§ The task:
Write out the entries again exactly as they are given.

§ The data:

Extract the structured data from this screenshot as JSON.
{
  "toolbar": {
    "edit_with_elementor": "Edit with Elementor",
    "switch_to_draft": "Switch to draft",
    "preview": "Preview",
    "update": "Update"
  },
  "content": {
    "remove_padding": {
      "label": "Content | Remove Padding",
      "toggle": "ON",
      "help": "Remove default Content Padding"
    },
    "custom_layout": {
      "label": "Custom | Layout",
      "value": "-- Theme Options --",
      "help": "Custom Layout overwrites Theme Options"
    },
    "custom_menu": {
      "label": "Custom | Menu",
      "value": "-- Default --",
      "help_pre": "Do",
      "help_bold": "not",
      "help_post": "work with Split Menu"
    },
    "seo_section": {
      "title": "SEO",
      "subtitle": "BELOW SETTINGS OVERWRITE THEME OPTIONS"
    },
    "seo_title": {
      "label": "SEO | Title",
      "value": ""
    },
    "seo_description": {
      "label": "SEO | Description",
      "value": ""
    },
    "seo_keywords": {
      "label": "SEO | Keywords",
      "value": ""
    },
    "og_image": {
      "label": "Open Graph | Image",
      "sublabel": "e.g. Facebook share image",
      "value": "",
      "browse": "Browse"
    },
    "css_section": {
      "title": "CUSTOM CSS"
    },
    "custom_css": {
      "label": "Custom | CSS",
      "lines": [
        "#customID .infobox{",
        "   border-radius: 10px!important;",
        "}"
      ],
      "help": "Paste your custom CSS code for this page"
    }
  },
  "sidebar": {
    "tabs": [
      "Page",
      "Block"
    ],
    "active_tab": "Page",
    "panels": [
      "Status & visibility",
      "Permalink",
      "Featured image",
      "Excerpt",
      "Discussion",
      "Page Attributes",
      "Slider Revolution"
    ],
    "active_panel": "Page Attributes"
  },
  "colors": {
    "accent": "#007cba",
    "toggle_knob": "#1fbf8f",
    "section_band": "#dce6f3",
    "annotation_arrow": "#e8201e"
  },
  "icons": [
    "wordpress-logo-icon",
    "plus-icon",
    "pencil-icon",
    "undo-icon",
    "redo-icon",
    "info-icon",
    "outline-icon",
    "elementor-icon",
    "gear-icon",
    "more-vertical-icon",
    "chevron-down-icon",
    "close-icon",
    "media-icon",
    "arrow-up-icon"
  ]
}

§ Full answer:
Extract the structured data from this screenshot as JSON.
{
  "toolbar": {
    "edit_with_elementor": "Edit with Elementor",
    "switch_to_draft": "Switch to draft",
    "preview": "Preview",
    "update": "Update"
  },
  "content": {
    "remove_padding": {
      "label": "Content | Remove Padding",
      "toggle": "ON",
      "help": "Remove default Content Padding"
    },
    "custom_layout": {
      "label": "Custom | Layout",
      "value": "-- Theme Options --",
      "help": "Custom Layout overwrites Theme Options"
    },
    "custom_menu": {
      "label": "Custom | Menu",
      "value": "-- Default --",
      "help_pre": "Do",
      "help_bold": "not",
      "help_post": "work with Split Menu"
    },
    "seo_section": {
      "title": "SEO",
      "subtitle": "BELOW SETTINGS OVERWRITE THEME OPTIONS"
    },
    "seo_title": {
      "label": "SEO | Title",
      "value": ""
    },
    "seo_description": {
      "label": "SEO | Description",
      "value": ""
    },
    "seo_keywords": {
      "label": "SEO | Keywords",
      "value": ""
    },
    "og_image": {
      "label": "Open Graph | Image",
      "sublabel": "e.g. Facebook share image",
      "value": "",
      "browse": "Browse"
    },
    "css_section": {
      "title": "CUSTOM CSS"
    },
    "custom_css": {
      "label": "Custom | CSS",
      "lines": [
        "#customID .infobox{",
        "   border-radius: 10px!important;",
        "}"
      ],
      "help": "Paste your custom CSS code for this page"
    }
  },
  "sidebar": {
    "tabs": [
      "Page",
      "Block"
    ],
    "active_tab": "Page",
    "panels": [
      "Status & visibility",
      "Permalink",
      "Featured image",
      "Excerpt",
      "Discussion",
      "Page Attributes",
      "Slider Revolution"
    ],
    "active_panel": "Page Attributes"
  },
  "colors": {
    "accent": "#007cba",
    "toggle_knob": "#1fbf8f",
    "section_band": "#dce6f3",
    "annotation_arrow": "#e8201e"
  },
  "icons": [
    "wordpress-logo-icon",
    "plus-icon",
    "pencil-icon",
    "undo-icon",
    "redo-icon",
    "info-icon",
    "outline-icon",
    "elementor-icon",
    "gear-icon",
    "more-vertical-icon",
    "chevron-down-icon",
    "close-icon",
    "media-icon",
    "arrow-up-icon"
  ]
}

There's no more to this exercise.